> [WHAT YOU NEED TO DO]: Pull each line holding the word "orgánica" from the data.

> [STUDY MATERIAL]:
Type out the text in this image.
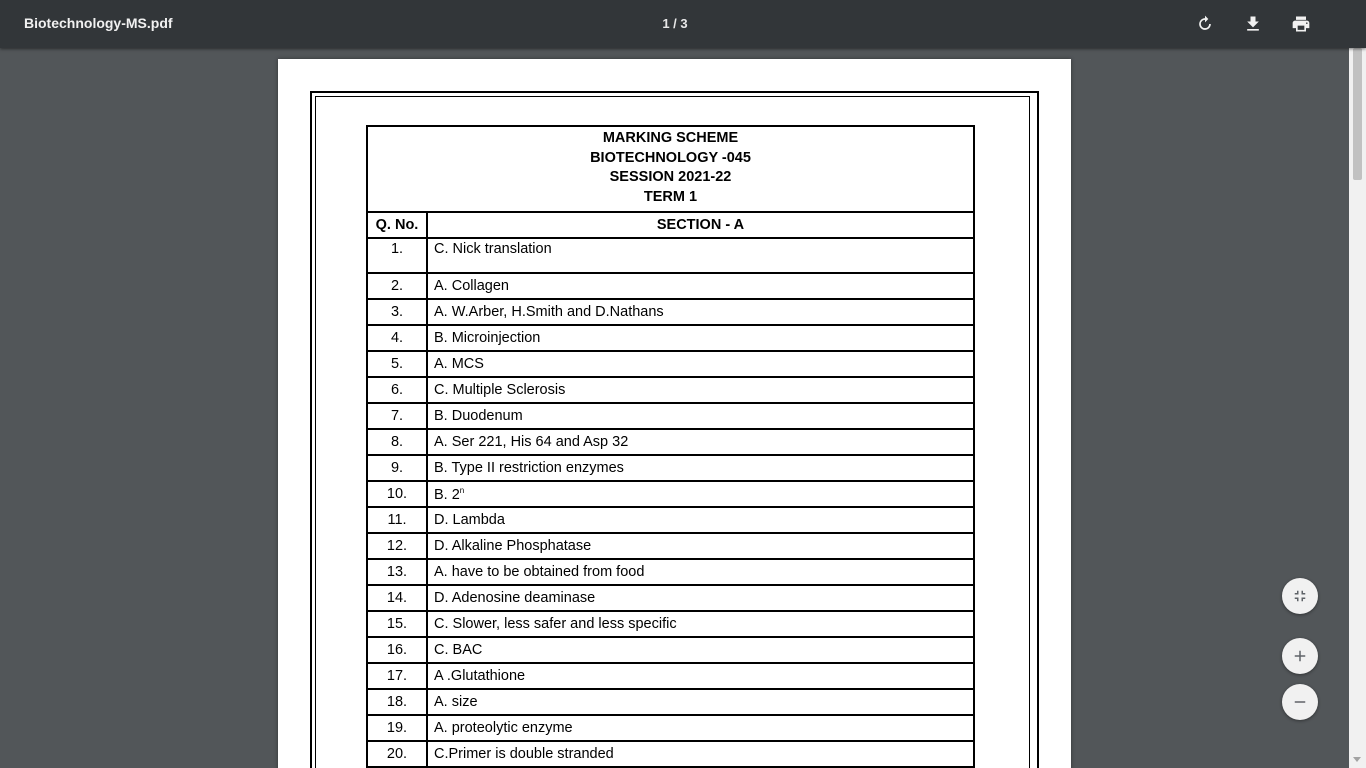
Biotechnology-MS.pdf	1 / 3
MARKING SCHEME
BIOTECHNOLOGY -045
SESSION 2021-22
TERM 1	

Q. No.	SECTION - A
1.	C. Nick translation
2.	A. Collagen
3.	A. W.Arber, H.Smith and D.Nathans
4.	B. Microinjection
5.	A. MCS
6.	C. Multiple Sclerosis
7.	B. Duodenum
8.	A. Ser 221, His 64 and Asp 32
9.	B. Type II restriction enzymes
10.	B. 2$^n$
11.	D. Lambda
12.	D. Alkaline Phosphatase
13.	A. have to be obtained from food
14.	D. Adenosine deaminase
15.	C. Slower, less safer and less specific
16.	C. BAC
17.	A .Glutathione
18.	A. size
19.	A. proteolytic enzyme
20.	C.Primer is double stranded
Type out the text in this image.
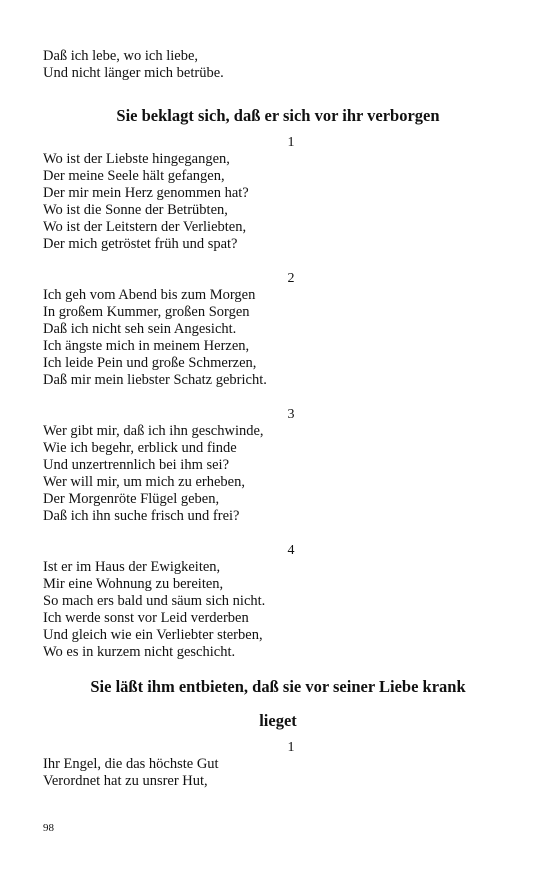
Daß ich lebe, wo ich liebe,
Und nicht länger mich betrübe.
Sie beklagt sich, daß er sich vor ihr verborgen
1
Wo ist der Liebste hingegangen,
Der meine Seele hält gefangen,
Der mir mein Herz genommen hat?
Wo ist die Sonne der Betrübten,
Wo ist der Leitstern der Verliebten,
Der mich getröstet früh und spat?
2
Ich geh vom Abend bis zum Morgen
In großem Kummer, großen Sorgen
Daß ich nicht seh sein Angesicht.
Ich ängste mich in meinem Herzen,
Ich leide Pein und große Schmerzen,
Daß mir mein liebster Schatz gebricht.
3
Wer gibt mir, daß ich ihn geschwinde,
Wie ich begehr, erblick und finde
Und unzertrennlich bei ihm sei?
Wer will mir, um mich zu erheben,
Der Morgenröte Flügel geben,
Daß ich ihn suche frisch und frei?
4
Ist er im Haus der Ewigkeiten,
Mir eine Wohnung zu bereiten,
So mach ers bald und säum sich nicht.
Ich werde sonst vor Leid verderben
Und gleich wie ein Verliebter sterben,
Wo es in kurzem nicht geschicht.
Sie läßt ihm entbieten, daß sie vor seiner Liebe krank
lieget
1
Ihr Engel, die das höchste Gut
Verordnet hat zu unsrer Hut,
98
...
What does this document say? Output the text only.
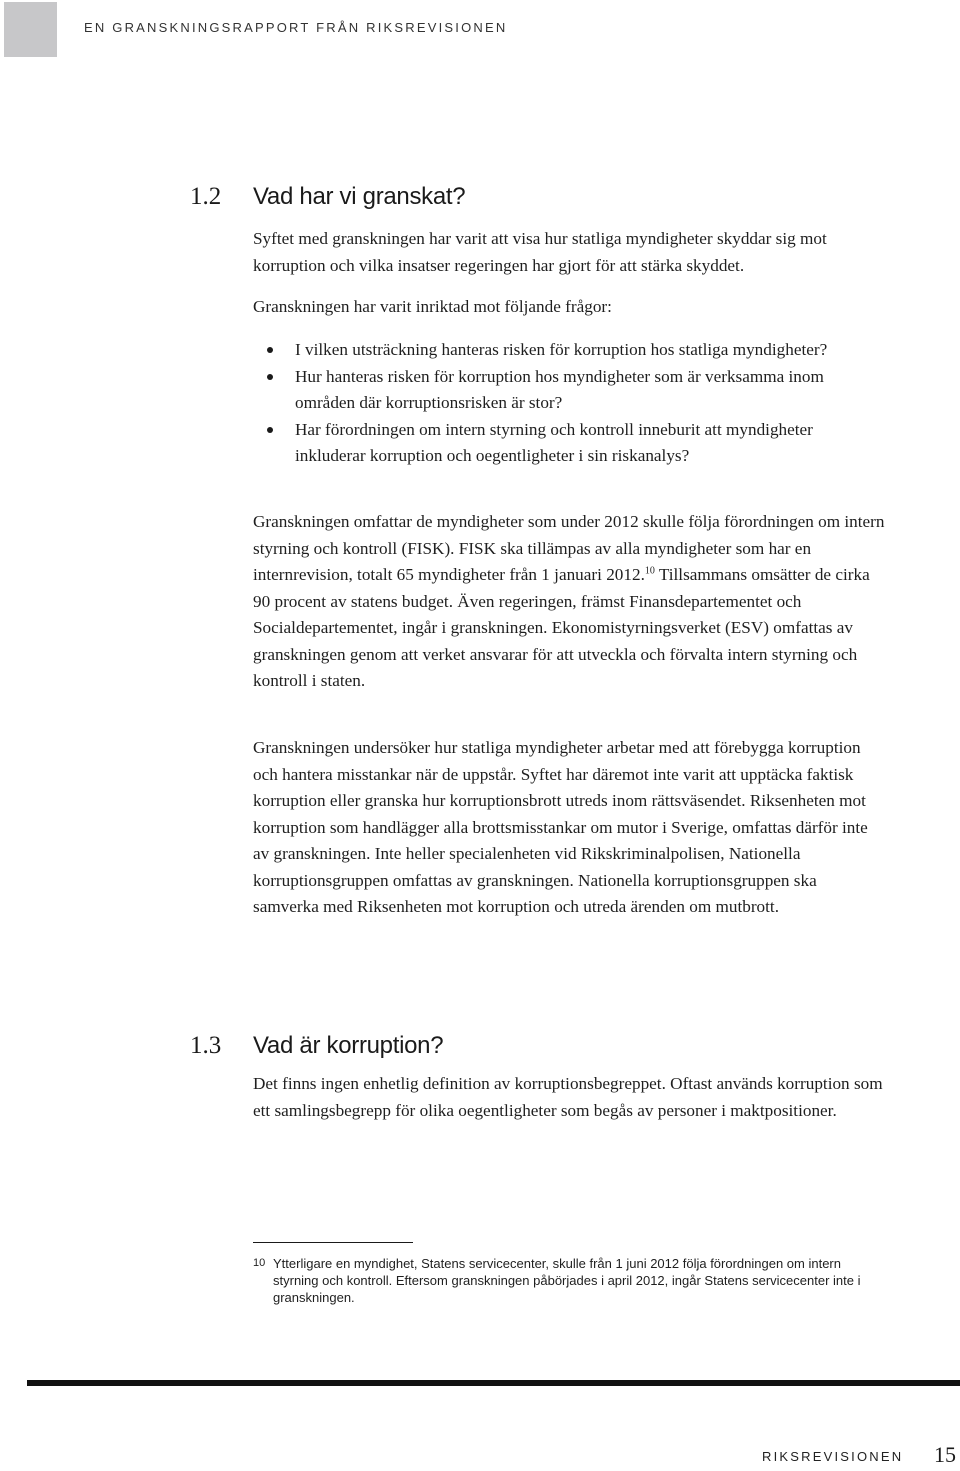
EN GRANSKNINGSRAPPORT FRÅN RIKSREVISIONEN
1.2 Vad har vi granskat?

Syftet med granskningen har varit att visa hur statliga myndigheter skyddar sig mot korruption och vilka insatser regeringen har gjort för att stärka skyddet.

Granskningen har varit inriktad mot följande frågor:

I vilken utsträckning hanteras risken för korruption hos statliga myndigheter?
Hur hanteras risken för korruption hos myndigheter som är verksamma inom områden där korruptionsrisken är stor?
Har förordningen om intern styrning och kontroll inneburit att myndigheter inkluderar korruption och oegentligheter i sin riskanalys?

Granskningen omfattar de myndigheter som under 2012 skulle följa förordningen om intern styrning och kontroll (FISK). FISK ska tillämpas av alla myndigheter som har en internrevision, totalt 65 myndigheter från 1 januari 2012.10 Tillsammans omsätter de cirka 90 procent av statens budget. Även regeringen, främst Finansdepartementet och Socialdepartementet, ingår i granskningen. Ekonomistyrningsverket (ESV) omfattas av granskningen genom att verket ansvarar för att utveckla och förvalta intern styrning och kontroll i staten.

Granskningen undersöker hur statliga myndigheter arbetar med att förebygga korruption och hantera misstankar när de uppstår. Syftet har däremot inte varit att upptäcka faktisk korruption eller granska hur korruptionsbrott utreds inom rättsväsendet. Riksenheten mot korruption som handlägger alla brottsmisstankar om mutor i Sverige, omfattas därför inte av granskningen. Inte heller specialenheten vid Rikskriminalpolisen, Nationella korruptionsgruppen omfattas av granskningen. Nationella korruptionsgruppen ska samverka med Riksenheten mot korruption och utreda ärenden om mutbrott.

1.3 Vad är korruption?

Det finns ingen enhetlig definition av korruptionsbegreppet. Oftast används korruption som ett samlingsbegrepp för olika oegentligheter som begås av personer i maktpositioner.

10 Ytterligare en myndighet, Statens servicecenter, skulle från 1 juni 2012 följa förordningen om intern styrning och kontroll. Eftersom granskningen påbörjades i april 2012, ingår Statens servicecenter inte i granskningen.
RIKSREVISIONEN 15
...
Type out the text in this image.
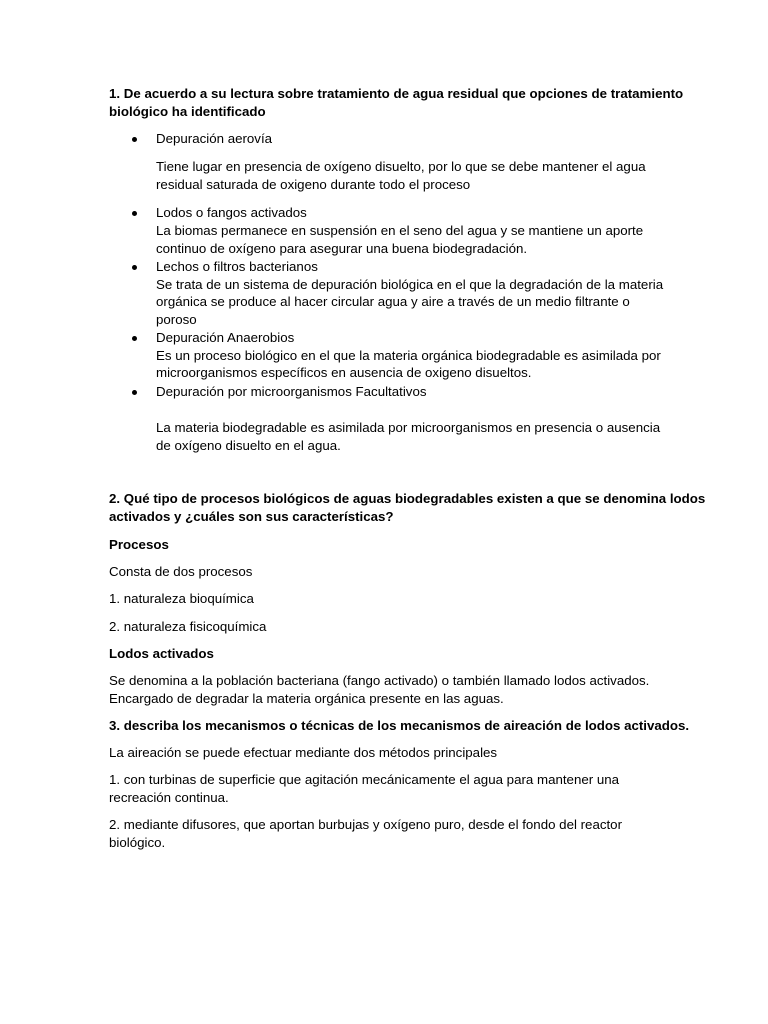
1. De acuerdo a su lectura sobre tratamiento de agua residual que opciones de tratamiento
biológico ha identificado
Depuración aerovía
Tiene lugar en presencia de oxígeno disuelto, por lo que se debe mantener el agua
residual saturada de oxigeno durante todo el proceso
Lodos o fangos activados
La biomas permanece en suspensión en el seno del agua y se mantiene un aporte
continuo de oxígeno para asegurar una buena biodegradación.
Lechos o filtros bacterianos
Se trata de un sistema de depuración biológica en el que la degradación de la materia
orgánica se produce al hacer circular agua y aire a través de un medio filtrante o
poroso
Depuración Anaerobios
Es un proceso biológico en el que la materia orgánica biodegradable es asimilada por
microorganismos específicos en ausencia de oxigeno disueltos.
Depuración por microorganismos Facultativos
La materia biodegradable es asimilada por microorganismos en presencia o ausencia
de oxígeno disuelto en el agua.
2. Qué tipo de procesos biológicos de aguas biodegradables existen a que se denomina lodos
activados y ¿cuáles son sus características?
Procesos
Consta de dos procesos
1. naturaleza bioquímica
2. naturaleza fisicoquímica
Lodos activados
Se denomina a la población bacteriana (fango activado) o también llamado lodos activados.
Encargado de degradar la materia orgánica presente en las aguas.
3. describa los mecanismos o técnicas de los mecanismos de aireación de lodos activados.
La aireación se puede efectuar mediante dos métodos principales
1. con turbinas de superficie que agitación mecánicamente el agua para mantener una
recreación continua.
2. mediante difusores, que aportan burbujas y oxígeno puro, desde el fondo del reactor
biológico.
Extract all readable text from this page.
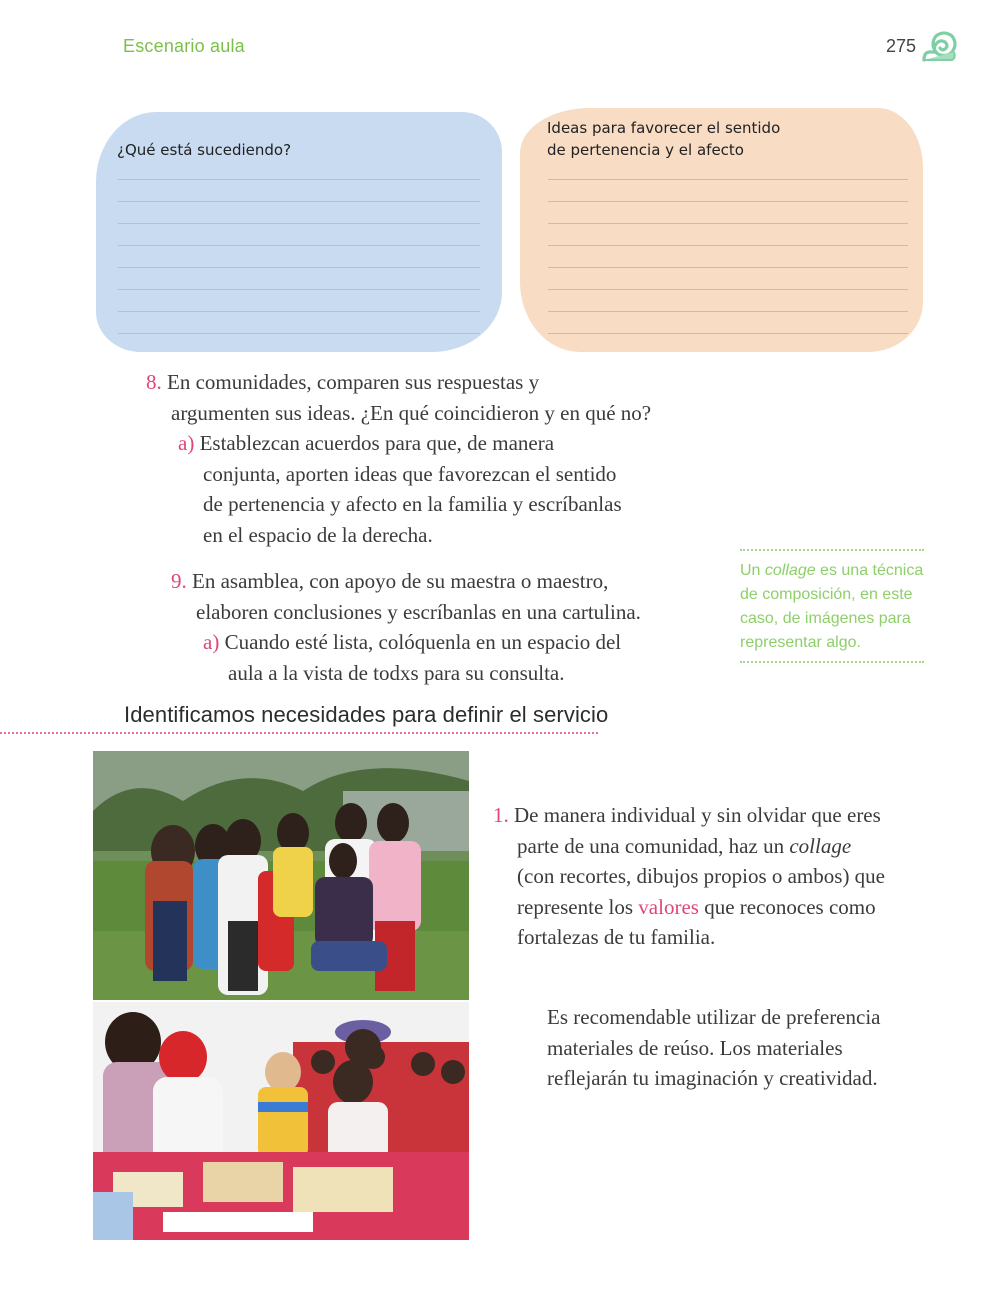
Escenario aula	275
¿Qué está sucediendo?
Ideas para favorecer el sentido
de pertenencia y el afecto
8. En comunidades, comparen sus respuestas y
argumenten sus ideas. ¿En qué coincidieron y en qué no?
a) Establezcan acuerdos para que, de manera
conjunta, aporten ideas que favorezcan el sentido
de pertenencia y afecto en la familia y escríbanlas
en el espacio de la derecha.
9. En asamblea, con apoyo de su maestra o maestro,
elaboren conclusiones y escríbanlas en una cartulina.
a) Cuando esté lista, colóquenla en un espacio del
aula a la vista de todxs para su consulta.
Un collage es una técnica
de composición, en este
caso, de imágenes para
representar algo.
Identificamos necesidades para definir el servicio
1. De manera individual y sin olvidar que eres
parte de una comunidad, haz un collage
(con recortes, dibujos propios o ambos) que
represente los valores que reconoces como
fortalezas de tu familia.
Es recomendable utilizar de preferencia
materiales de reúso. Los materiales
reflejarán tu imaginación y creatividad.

> [EXERCISE RESULT]:
orgánica se produce al hacer circular agua y aire a través de un medio filtrante o
Es un proceso biológico en el que la materia orgánica biodegradable es asimilada por
Encargado de degradar la materia orgánica presente en las aguas.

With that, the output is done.